§ Dataset excerpts:

--------------------------------------------------

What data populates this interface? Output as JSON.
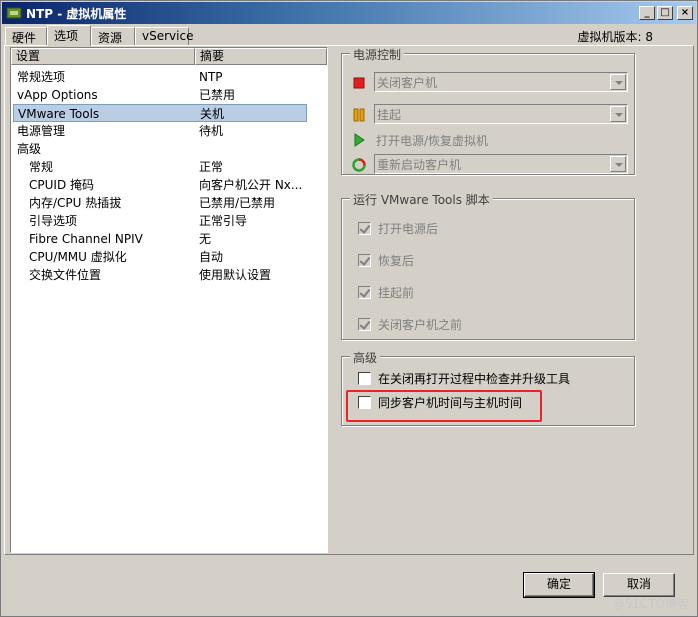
{
  "window": {
    "title": "NTP - 虚拟机属性"
  },
  "title_buttons": {
    "minimize": "_",
    "maximize": "□",
    "close": "×"
  },
  "tabs": [
    {
      "label": "硬件"
    },
    {
      "label": "选项"
    },
    {
      "label": "资源"
    },
    {
      "label": "vService"
    }
  ],
  "vm_version": "虚拟机版本: 8",
  "settings_list": {
    "col_setting": "设置",
    "col_summary": "摘要",
    "rows": [
      {
        "setting": "常规选项",
        "summary": "NTP"
      },
      {
        "setting": "vApp Options",
        "summary": "已禁用"
      },
      {
        "setting": "VMware Tools",
        "summary": "关机"
      },
      {
        "setting": "电源管理",
        "summary": "待机"
      },
      {
        "setting": "高级",
        "summary": ""
      },
      {
        "setting": "常规",
        "summary": "正常"
      },
      {
        "setting": "CPUID 掩码",
        "summary": "向客户机公开 Nx..."
      },
      {
        "setting": "内存/CPU 热插拔",
        "summary": "已禁用/已禁用"
      },
      {
        "setting": "引导选项",
        "summary": "正常引导"
      },
      {
        "setting": "Fibre Channel NPIV",
        "summary": "无"
      },
      {
        "setting": "CPU/MMU 虚拟化",
        "summary": "自动"
      },
      {
        "setting": "交换文件位置",
        "summary": "使用默认设置"
      }
    ]
  },
  "power_controls": {
    "legend": "电源控制",
    "power_off": "关闭客户机",
    "suspend": "挂起",
    "power_on": "打开电源/恢复虚拟机",
    "restart": "重新启动客户机",
    "colors": {
      "stop": "#e02020",
      "suspend": "#e8a000",
      "play": "#30b030"
    }
  },
  "run_scripts": {
    "legend": "运行 VMware Tools 脚本",
    "after_power_on": "打开电源后",
    "after_resume": "恢复后",
    "before_suspend": "挂起前",
    "before_shutdown": "关闭客户机之前"
  },
  "advanced": {
    "legend": "高级",
    "check_upgrade": "在关闭再打开过程中检查并升级工具",
    "sync_time": "同步客户机时间与主机时间"
  },
  "buttons": {
    "ok": "确定",
    "cancel": "取消"
  },
  "watermark": "@51CTO博客",
  "highlight_color": "#e8242a"
}
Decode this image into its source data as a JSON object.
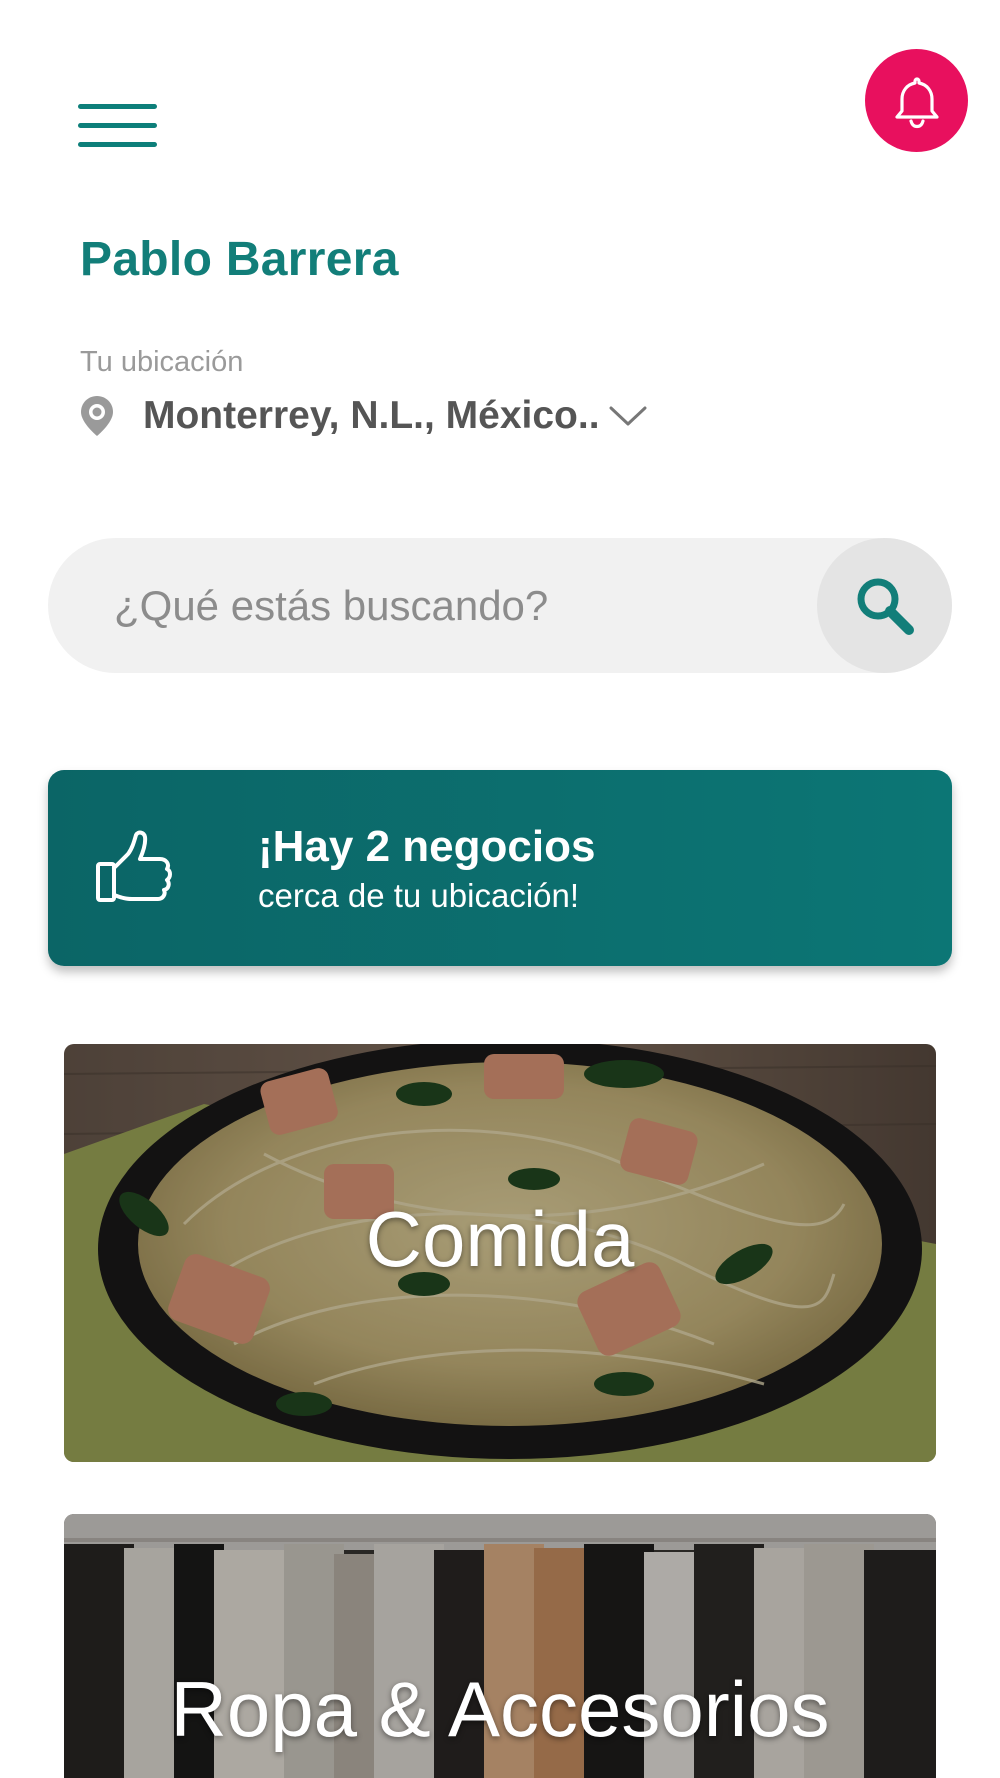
{
  "header": {
    "menu_icon": "hamburger-menu-icon",
    "notification_icon": "bell-icon",
    "accent_color": "#127e79",
    "notification_color": "#e8105e"
  },
  "user": {
    "name": "Pablo Barrera"
  },
  "location": {
    "label": "Tu ubicación",
    "value": "Monterrey, N.L., México..",
    "pin_icon": "map-pin-icon",
    "dropdown_icon": "chevron-down-icon"
  },
  "search": {
    "placeholder": "¿Qué estás buscando?",
    "icon": "search-icon"
  },
  "banner": {
    "title": "¡Hay 2 negocios",
    "subtitle": "cerca de tu ubicación!",
    "icon": "thumbs-up-icon",
    "color": "#0b6a6a"
  },
  "categories": [
    {
      "label": "Comida"
    },
    {
      "label": "Ropa & Accesorios"
    }
  ]
}
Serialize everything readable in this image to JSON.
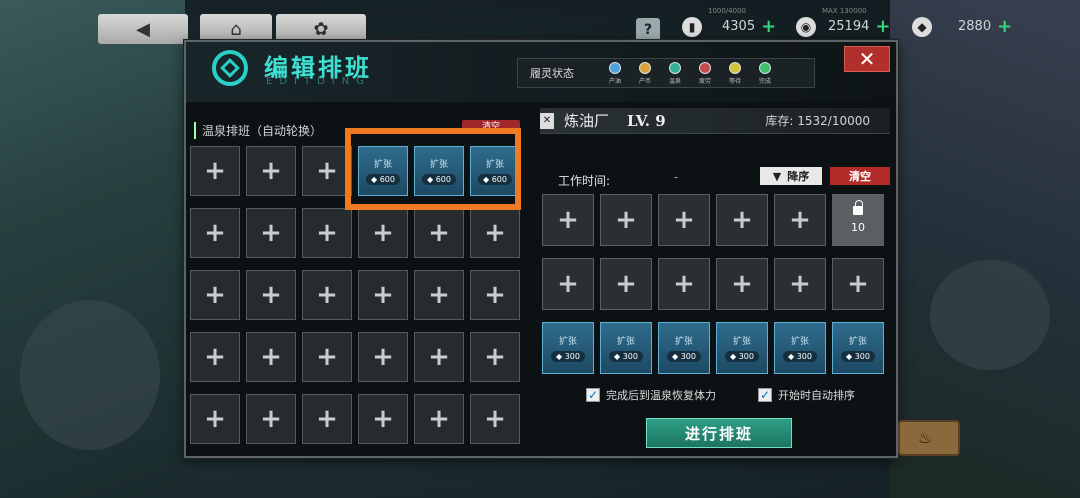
{
  "topbar": {
    "buttons": [
      "back",
      "home",
      "menu"
    ],
    "help": "?",
    "resources": [
      {
        "cap": "1000/4000",
        "value": "4305"
      },
      {
        "cap": "MAX 130000",
        "value": "25194"
      },
      {
        "cap": "",
        "value": "2880"
      }
    ]
  },
  "panel": {
    "title": "编辑排班",
    "subtitle": "EDITDING",
    "close": "✕",
    "status": {
      "label": "履灵状态",
      "items": [
        {
          "label": "产油",
          "color": "#4aa3e0"
        },
        {
          "label": "产币",
          "color": "#d9a23a"
        },
        {
          "label": "温泉",
          "color": "#32b09a"
        },
        {
          "label": "疲劳",
          "color": "#c74a4a"
        },
        {
          "label": "等待",
          "color": "#d4c23a"
        },
        {
          "label": "完成",
          "color": "#3fbf6a"
        }
      ]
    }
  },
  "left": {
    "label": "温泉排班（自动轮换）",
    "clear": "清空",
    "expand_label": "扩张",
    "expand_cost": "600",
    "plus": "+"
  },
  "right": {
    "facility": "炼油厂",
    "level": "LV. 9",
    "stock": "库存:  1532/10000",
    "work_time_label": "工作时间:",
    "work_time_value": "-",
    "sort": "降序",
    "clear": "清空",
    "lock_value": "10",
    "expand_label": "扩张",
    "expand_cost": "300",
    "plus": "+",
    "check1": "完成后到温泉恢复体力",
    "check2": "开始时自动排序",
    "go": "进行排班"
  }
}
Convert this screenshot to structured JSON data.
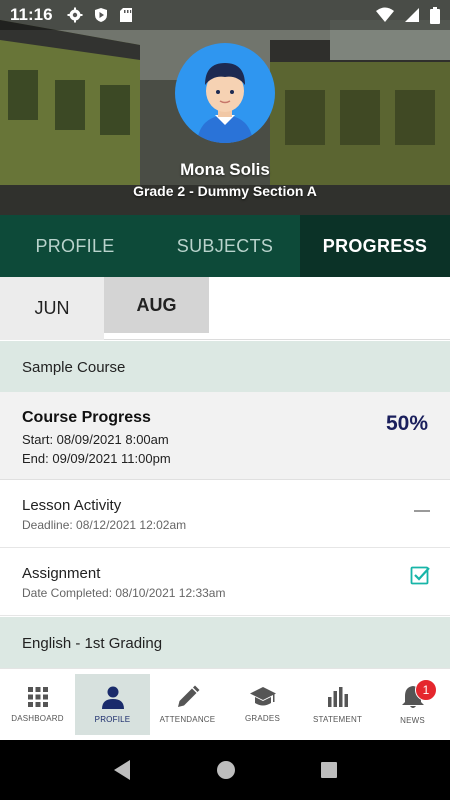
{
  "status_bar": {
    "time": "11:16"
  },
  "profile": {
    "name": "Mona  Solis",
    "section": "Grade 2 - Dummy Section A"
  },
  "tabs": [
    {
      "label": "PROFILE",
      "active": false
    },
    {
      "label": "SUBJECTS",
      "active": false
    },
    {
      "label": "PROGRESS",
      "active": true
    }
  ],
  "months": [
    {
      "label": "JUN",
      "active": false
    },
    {
      "label": "AUG",
      "active": true
    }
  ],
  "courses": [
    {
      "name": "Sample Course",
      "progress": {
        "title": "Course Progress",
        "start": "Start: 08/09/2021 8:00am",
        "end": "End: 09/09/2021 11:00pm",
        "percent": "50%"
      },
      "items": [
        {
          "title": "Lesson Activity",
          "subtitle": "Deadline: 08/12/2021 12:02am",
          "status": "pending"
        },
        {
          "title": "Assignment",
          "subtitle": "Date Completed: 08/10/2021 12:33am",
          "status": "completed"
        }
      ]
    },
    {
      "name": "English - 1st Grading"
    }
  ],
  "bottom_nav": [
    {
      "label": "DASHBOARD",
      "icon": "grid-icon",
      "active": false
    },
    {
      "label": "PROFILE",
      "icon": "person-icon",
      "active": true
    },
    {
      "label": "ATTENDANCE",
      "icon": "pencil-icon",
      "active": false
    },
    {
      "label": "GRADES",
      "icon": "graduation-cap-icon",
      "active": false
    },
    {
      "label": "STATEMENT",
      "icon": "bar-chart-icon",
      "active": false
    },
    {
      "label": "NEWS",
      "icon": "bell-icon",
      "active": false,
      "badge": "1"
    }
  ],
  "colors": {
    "primary_dark": "#0d4a39",
    "tab_active": "#0b3227",
    "course_header_bg": "#dce8e3",
    "percent_text": "#1a1f5c",
    "check_color": "#17b5a8",
    "badge": "#e5262d"
  }
}
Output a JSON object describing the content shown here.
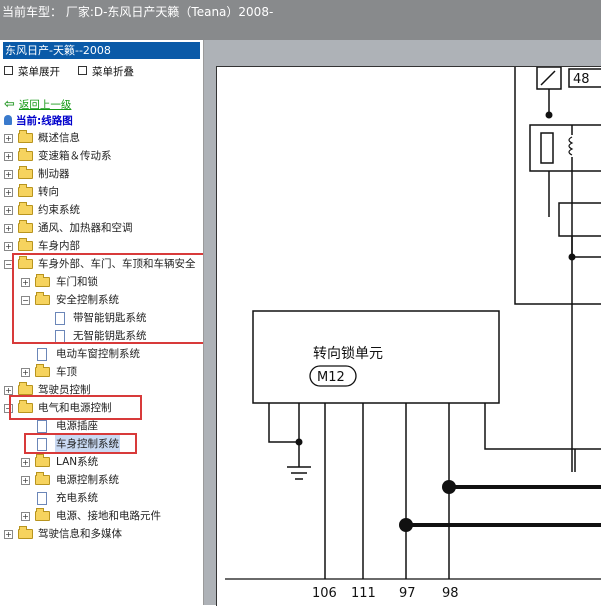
{
  "header": {
    "title": "当前车型： 厂家:D-东风日产天籁（Teana）2008-"
  },
  "sidebar": {
    "title": "东风日产-天籁--2008",
    "expand_menu": "菜单展开",
    "collapse_menu": "菜单折叠",
    "back": "返回上一级",
    "current": "当前:线路图",
    "tree": [
      {
        "label": "概述信息"
      },
      {
        "label": "变速箱＆传动系"
      },
      {
        "label": "制动器"
      },
      {
        "label": "转向"
      },
      {
        "label": "约束系统"
      },
      {
        "label": "通风、加热器和空调"
      },
      {
        "label": "车身内部"
      },
      {
        "label": "车身外部、车门、车顶和车辆安全"
      },
      {
        "label": "车门和锁"
      },
      {
        "label": "安全控制系统"
      },
      {
        "label": "带智能钥匙系统"
      },
      {
        "label": "无智能钥匙系统"
      },
      {
        "label": "电动车窗控制系统"
      },
      {
        "label": "车顶"
      },
      {
        "label": "驾驶员控制"
      },
      {
        "label": "电气和电源控制"
      },
      {
        "label": "电源插座"
      },
      {
        "label": "车身控制系统"
      },
      {
        "label": "LAN系统"
      },
      {
        "label": "电源控制系统"
      },
      {
        "label": "充电系统"
      },
      {
        "label": "电源、接地和电路元件"
      },
      {
        "label": "驾驶信息和多媒体"
      }
    ]
  },
  "diagram": {
    "unit_name": "转向锁单元",
    "unit_code": "M12",
    "connector": "48",
    "terminals": [
      "106",
      "111",
      "97",
      "98"
    ]
  }
}
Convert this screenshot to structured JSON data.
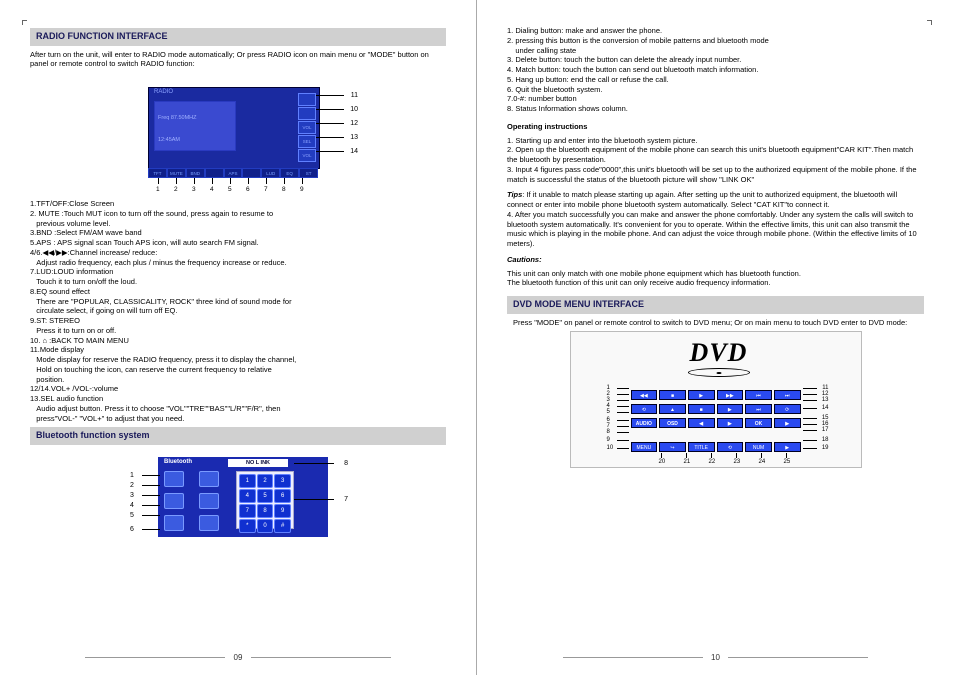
{
  "left": {
    "section1_title": "RADIO FUNCTION INTERFACE",
    "intro": "After turn on the unit, will enter to RADIO mode automatically; Or press RADIO icon on main menu or \"MODE\" button on panel or remote control to switch RADIO function:",
    "radio": {
      "label": "RADIO",
      "freq_label": "Freq\n87.50MHZ",
      "time": "12:45AM",
      "right_buttons": [
        "",
        "",
        "VOL",
        "SEL",
        "VOL"
      ],
      "bottom_buttons": [
        "TFT",
        "MUTE",
        "BND",
        "",
        "APS",
        "",
        "LUD",
        "EQ",
        "ST"
      ],
      "callouts_right": [
        "11",
        "10",
        "12",
        "13",
        "14"
      ],
      "callouts_bottom": [
        "1",
        "2",
        "3",
        "4",
        "5",
        "6",
        "7",
        "8",
        "9"
      ]
    },
    "radio_list": [
      "1.TFT/OFF:Close Screen",
      "2. MUTE :Touch MUT icon to turn off the sound, press again to resume to",
      "   previous volume level.",
      "3.BND :Select FM/AM wave band",
      "5.APS : APS signal scan Touch APS icon, will auto search FM signal.",
      "4/6.◀◀/▶▶:Channel increase/ reduce:",
      "   Adjust radio frequency, each plus / minus the frequency increase or reduce.",
      "7.LUD:LOUD information",
      "   Touch it to turn on/off the loud.",
      "8.EQ sound effect",
      "   There are \"POPULAR, CLASSICALITY, ROCK\" three kind of sound mode for",
      "   circulate select, if going on will turn off EQ.",
      "9.ST: STEREO",
      "   Press it to turn on or off.",
      "10. ⌂ :BACK TO MAIN MENU",
      "11.Mode display",
      "   Mode display for reserve the RADIO frequency, press it to display the channel,",
      "   Hold on touching the icon, can reserve the current frequency to relative",
      "   position.",
      "12/14.VOL+ /VOL-:volume",
      "13.SEL audio function",
      "   Audio adjust button. Press it to choose \"VOL\"\"TRE\"\"BAS\"\"L/R\"\"F/R\", then",
      "   press\"VOL-\" \"VOL+\" to adjust that you need."
    ],
    "section2_title": "Bluetooth function system",
    "bluetooth": {
      "title": "Bluetooth",
      "nolink": "NO L INK",
      "keypad": [
        "1",
        "2",
        "3",
        "4",
        "5",
        "6",
        "7",
        "8",
        "9",
        "*",
        "0",
        "#"
      ],
      "callouts_left": [
        "1",
        "2",
        "3",
        "4",
        "5",
        "6"
      ],
      "callouts_right": [
        "8",
        "7"
      ]
    },
    "page_num": "09"
  },
  "right": {
    "bt_list": [
      "1. Dialing button: make and answer the phone.",
      "2. pressing this button is the conversion of mobile patterns and bluetooth mode",
      "    under calling state",
      "3. Delete button: touch the button can delete the already input number.",
      "4. Match button: touch the button can send out bluetooth match information.",
      "5. Hang up button: end the call or refuse the call.",
      "6. Quit the bluetooth system.",
      "7.0-#: number button",
      "8. Status Information shows column."
    ],
    "op_title": "Operating instructions",
    "op_list": [
      "1. Starting up and enter into the bluetooth system picture.",
      "2. Open up the bluetooth equipment of the mobile phone can search this unit's bluetooth equipment\"CAR KIT\".Then match the bluetooth by presentation.",
      "3. Input 4 figures pass code\"0000\",this unit's bluetooth will be set up to the authorized equipment of the mobile phone. If the match is successful the status of the bluetooth picture will show \"LINK OK\""
    ],
    "tips_label": "Tips",
    "tips_text": ": If it unable to match please starting up again. After setting up the unit to authorized equipment, the bluetooth will connect or enter into mobile phone bluetooth system automatically. Select \"CAT KIT\"to connect it.\n4. After you match successfully you can make and answer the phone comfortably. Under any system the calls will switch to bluetooth system automatically. It's convenient for you to operate. Within the effective limits, this unit can also transmit the music which is playing in the mobile phone. And can adjust the voice through mobile phone. (Within the effective limits of 10 meters).",
    "cautions_label": "Cautions:",
    "cautions_text": "This unit can only match with one mobile phone equipment which has bluetooth function.\nThe bluetooth function of this unit can only receive audio frequency information.",
    "dvd_title": "DVD MODE MENU INTERFACE",
    "dvd_intro": "Press \"MODE\" on panel or remote control to switch to DVD menu; Or on main menu to touch DVD enter to DVD mode:",
    "dvd": {
      "logo": "DVD",
      "row_c": [
        "AUDIO",
        "OSD",
        "◀",
        "▶",
        "OK",
        "▶"
      ],
      "row_d": [
        "MENU",
        "↪",
        "TITLE",
        "⟲",
        "NUM",
        "▶"
      ],
      "callouts_left": [
        "1",
        "2",
        "3",
        "4",
        "5",
        "6",
        "7",
        "8",
        "9",
        "10"
      ],
      "callouts_right": [
        "11",
        "12",
        "13",
        "14",
        "15",
        "16",
        "17",
        "18",
        "19"
      ],
      "callouts_bottom": [
        "20",
        "21",
        "22",
        "23",
        "24",
        "25"
      ]
    },
    "page_num": "10"
  }
}
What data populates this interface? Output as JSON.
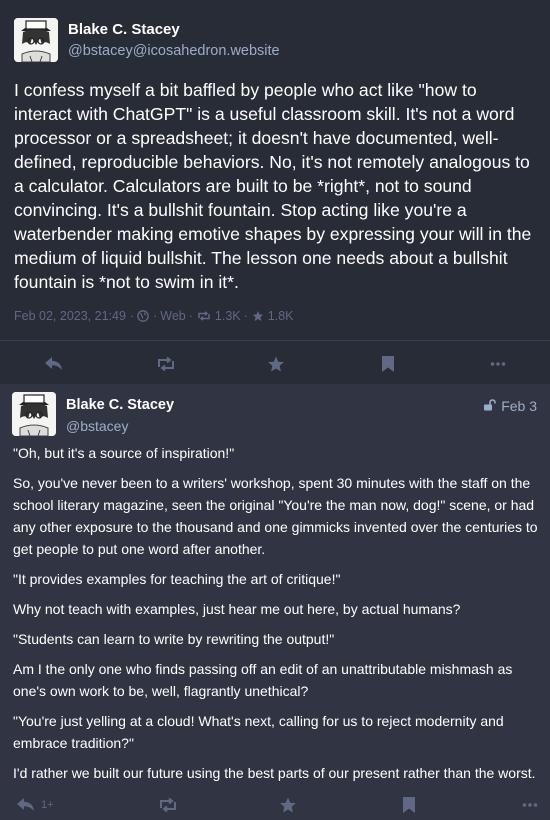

--------------------------------------------------

§ TASK TO COMPLETE:
Search the records above for "MUTE". Copy each line where it is found.

§ RESPONSE TO THE EXERCISE:
        "MUTE",
      "2. MUTE :Touch MUT icon to turn off the sound, press again to resume to",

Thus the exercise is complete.